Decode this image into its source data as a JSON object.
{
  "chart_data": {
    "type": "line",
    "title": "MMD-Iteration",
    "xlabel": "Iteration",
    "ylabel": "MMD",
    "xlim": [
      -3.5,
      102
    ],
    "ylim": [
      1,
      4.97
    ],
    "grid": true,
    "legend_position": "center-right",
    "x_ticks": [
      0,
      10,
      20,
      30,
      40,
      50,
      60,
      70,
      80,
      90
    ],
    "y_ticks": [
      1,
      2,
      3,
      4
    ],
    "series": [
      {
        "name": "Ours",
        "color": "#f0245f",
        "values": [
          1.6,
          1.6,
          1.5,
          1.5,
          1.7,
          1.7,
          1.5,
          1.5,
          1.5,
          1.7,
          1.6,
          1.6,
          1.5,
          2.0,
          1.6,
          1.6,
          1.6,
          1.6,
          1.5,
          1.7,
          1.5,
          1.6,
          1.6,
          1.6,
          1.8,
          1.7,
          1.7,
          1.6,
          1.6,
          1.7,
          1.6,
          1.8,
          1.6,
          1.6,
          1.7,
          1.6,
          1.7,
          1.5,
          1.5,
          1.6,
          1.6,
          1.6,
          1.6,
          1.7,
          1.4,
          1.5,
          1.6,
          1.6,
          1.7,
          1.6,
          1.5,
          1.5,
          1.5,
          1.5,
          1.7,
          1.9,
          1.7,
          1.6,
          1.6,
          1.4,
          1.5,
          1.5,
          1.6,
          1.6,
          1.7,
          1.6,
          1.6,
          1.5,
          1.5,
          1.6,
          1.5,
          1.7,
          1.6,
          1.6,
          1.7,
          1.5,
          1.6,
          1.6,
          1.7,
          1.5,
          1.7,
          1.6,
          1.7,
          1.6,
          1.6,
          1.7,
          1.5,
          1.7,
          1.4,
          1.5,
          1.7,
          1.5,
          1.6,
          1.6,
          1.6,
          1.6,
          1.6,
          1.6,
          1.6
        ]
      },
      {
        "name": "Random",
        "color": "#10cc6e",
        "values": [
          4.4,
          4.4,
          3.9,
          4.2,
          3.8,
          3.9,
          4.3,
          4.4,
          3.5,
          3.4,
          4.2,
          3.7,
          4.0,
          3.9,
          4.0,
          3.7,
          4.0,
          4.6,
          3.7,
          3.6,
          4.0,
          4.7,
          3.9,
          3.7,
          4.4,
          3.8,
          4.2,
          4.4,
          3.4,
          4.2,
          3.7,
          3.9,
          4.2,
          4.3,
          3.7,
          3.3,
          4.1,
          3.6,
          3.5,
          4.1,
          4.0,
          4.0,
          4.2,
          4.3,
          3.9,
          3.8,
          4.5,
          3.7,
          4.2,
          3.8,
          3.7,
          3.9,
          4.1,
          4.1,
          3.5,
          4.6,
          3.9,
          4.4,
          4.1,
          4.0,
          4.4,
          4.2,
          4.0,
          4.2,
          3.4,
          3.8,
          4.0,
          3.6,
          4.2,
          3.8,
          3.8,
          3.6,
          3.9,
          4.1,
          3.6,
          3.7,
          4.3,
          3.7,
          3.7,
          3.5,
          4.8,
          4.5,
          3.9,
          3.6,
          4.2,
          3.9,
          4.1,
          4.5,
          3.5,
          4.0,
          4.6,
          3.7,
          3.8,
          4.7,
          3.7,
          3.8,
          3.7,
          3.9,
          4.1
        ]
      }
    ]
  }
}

——

■ **Instructions for the task**:
Find all lines where the word "Iteration" appears. Copy them.

■ **Response below**:
    "title": "MMD-Iteration",
    "xlabel": "Iteration",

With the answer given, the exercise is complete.